* SOURCE EXCERPT *

VideoCoreIV Glamor on your Raspberry Pi explains how Glamor used to be set up under X (around the time Anholt's driver was started), and section 5 in particular mentions two X options:

Driver "modesetting"
Option "AccelMethod" "glamor"

The first option enables the modesetting driver, which is the X server driver that uses KMS and DRM, and replaces the previous xserver-xorg-video-* drivers that would access the GPU directly. This has been the preferred approach for a long time now (see the notice on the xserver-xorg-video-intel Debian package for instance). We could also use the fbdev driver that is standard but CPU-only, and useful as a benchmark baseline.

Fortunately, all of these settings are now the default. Starting up X without any specific configuration gives me this message, which says it all.

[  219.484] (II) modeset(0): glamor X acceleration enabled on VC4 V3D 2.1

However even in this configuration, the desktop is nearly unusable, with xterm struggling to scroll even basic bitmap-font screens, extremely slow window movement and resizing, and 80% CPU usage almost all the time. Only glxgears runs at a flawless 60 FPS while covering half of my screen.

I am unable to track down the reason for this problem, but it is apparent that something is catastrophically preventing Glamor from using the full capabilities of the GPU, while DRI works as expected. (This is the main consideration in this article, and took me ages to pin down.) Ironically, the performance of Glamor is even worse than with the non-accelerated fbdev driver:

Driver	Scrolling in xterm	Resizing windows	glxgears
`modesetting`	~1 FPS	~5 FPS	60 FPS (half-screen, DRI2)
`fbdev` or `modesetting` with `AccelMethod=none`	~2 FPS	~10 FPS	1.7 FPS (half-screen, `llvmpipe`)

xterm is almost unusable in both cases, and although 10 FPS for window operations could be acceptable, it is hardly so and nowhere near the smoothness that one would expect from accelerated rendering. I've played around with server options but could only observe changes when using fbdev or changing AccelMethod.

Note that there is an fbturbo driver that improves fbdev with ARM-specific CPU optimizations, and supports accelerated window moving/scrolling with the BCM2835 DMA. This could be a reasonable option if using X is mandatory, although it doesn't provide full OpenGLES capabilities.

I tried to enable DRI2 with modesetting while keeping Glamor disabled on the server, but ironically could not achieve it (feel free to give it a try, as my experience configuring X is shallow at best). The non-accelerated X server might not be as fast the non-accelerated Mesa code though, as Mesa uses llvmpipe which compiles code on-the-fly to improve its performance.

There are a couple of entries in Anholt's VC4 driver journal that mention Glamor performance but none noted such issues.

Performance with Wayland: clean for Wayland-native applications

I tested the Wayland system with sway, which I am the most familiar with (but any wlroots-based compositor would work the same). Since sway runs XWayland, a specialized version of the X server that allows X applications to run in a Wayland desktop, I could also try xterm. As before, I tested glxgears, as well as a Wayland-native terminal, foot (which is packaged in Debian).

Starting sway with the default settings will use the Mesa-bundled OpenGL ES implementation (including EGL), and DRM for the video card. (The dri in /dev/dri/card0 is inherited from the early stages of DRM and has nothing to do with the X system's DRI.)

00:00:00.177 [INFO] [backend/drm/backend.c:138] Initializing DRM backend for /dev/dri/card0 (vc4)

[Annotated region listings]
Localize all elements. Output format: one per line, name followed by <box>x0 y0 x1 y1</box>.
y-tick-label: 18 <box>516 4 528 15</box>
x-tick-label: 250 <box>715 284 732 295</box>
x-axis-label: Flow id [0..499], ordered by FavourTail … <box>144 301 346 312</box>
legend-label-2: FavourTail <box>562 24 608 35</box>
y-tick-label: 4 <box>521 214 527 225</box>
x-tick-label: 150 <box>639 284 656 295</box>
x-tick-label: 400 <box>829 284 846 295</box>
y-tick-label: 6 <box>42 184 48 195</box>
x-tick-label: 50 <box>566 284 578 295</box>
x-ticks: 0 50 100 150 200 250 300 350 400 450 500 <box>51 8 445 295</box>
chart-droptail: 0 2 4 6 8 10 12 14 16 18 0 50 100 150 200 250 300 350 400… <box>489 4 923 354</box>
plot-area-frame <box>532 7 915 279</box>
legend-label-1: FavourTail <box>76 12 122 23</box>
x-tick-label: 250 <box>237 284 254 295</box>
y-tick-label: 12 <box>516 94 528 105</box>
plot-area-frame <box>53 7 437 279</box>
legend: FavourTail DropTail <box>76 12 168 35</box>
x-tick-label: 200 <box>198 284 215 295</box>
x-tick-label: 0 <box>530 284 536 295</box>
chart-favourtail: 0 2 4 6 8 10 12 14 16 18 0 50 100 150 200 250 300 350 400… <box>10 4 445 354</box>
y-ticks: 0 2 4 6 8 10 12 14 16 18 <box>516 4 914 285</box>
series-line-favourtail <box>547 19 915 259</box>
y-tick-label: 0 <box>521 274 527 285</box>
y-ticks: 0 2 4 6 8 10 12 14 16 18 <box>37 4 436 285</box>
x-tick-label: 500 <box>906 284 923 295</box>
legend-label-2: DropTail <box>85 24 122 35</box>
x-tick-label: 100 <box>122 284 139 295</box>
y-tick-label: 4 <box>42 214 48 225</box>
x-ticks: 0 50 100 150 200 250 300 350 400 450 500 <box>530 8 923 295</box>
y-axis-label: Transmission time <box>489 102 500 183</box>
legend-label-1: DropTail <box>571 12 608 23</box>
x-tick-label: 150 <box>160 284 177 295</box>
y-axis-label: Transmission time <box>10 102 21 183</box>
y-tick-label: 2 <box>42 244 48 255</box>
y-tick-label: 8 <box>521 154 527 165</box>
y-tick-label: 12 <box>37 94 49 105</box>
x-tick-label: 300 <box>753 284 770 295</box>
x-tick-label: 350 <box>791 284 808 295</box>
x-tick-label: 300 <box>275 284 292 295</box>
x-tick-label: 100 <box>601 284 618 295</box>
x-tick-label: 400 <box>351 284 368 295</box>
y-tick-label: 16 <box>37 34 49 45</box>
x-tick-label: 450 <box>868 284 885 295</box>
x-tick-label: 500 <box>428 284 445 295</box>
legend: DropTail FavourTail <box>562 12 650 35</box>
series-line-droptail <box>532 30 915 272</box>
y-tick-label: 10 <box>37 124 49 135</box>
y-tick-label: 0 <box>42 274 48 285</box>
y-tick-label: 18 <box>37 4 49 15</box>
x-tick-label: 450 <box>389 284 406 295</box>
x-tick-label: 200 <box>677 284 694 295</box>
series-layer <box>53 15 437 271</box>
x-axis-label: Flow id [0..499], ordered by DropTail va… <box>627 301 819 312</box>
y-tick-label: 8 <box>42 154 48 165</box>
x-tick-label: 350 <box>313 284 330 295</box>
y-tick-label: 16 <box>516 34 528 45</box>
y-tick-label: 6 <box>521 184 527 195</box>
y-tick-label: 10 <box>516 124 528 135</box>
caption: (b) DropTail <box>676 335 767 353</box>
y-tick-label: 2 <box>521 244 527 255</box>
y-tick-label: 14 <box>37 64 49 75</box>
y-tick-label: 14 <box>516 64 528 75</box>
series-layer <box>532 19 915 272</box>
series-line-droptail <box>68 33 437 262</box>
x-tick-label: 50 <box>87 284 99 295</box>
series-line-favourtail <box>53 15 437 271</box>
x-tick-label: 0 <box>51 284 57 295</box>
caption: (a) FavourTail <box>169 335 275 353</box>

* GIVEN PROBLEM A *
In the text on Glamor performance on the Raspberry Pi, which Wayland-native terminal was tested under sway?
* GIVEN PROBLEM B *
Extend the text on Glamor performance on the Raspberry Pi beyond its final line.

* RIGHT ANSWER A *
Foot.

* RIGHT ANSWER B *
00:00:03.426 [INFO] [render/gles2/renderer.c:693] Using OpenGL ES 2.0 Mesa 20.2.3
00:00:03.427 [INFO] [render/gles2/renderer.c:694] GL vendor: Broadcom
00:00:03.427 [INFO] [render/gles2/renderer.c:695] GL renderer: VC4 V3D 2.1

Applications here behave similarly as with X. The inherently hardware-accelerated glxgears maintains 30 FPS even in full-screen; it could go to 60 FPS but automatically synchronizes with the mode chosen by sway (which to be honest is more than enough, we don't want to drain the batteries with 60 FPS on an HD testing display).

Note that glxgears uses GLX and hence goes through XWayland... but this is mostly transparent as it performs direct rendering; these results are sufficient to validate acceleration with Mesa. The same cannot be said of xterm; it uses indirect rendering with X primitives, and the Glamor code in XWayland suffers from the same problems as the original X server, so there is no real improvement here.

By contrast, the Wayland-native foot terminal is able to scroll at a decent speed without rendering partial frames while using an anti-aliased font. Now foot seems to be less efficient when the window is large, which reflects in the scroll speed as well as the window resizing speed; the average is around 15 FPS. Other terminals might perform better. Fortunately in the Symbolibre calculator the display is pretty small (320x240) so this won't be too much of an issue.

The performance of window management is wildly different in this configuration, as the problems encountered by Glamor do not occur with Wayland. Moving around and resizing the glxgears window is consistently fluid (I estimate in the vicinity of 20 FPS).

Driver	Scrolling in xterm	Scrolling in foot	Resizing windows	glxgears
DRM/KMS on `vc4`	~2 FPS	~15 FPS	~20 FPS	30 FPS (half-screen)

The combination of a full-screen (1280x1024) glxgears with XWayland and sway supporting it takes up to 70-80% CPU usage, but running top in a terminal uses about 10%, which is satisfying for our use case.

A note on using PRIME with SPI displays

There can be other concerns with using an SPI display. Unlike DPI displays which are handled by the GPU, SPI displays are mostly on the CPU side, which means that performing accelerated rendering requires additional CPU/GPU exchanges.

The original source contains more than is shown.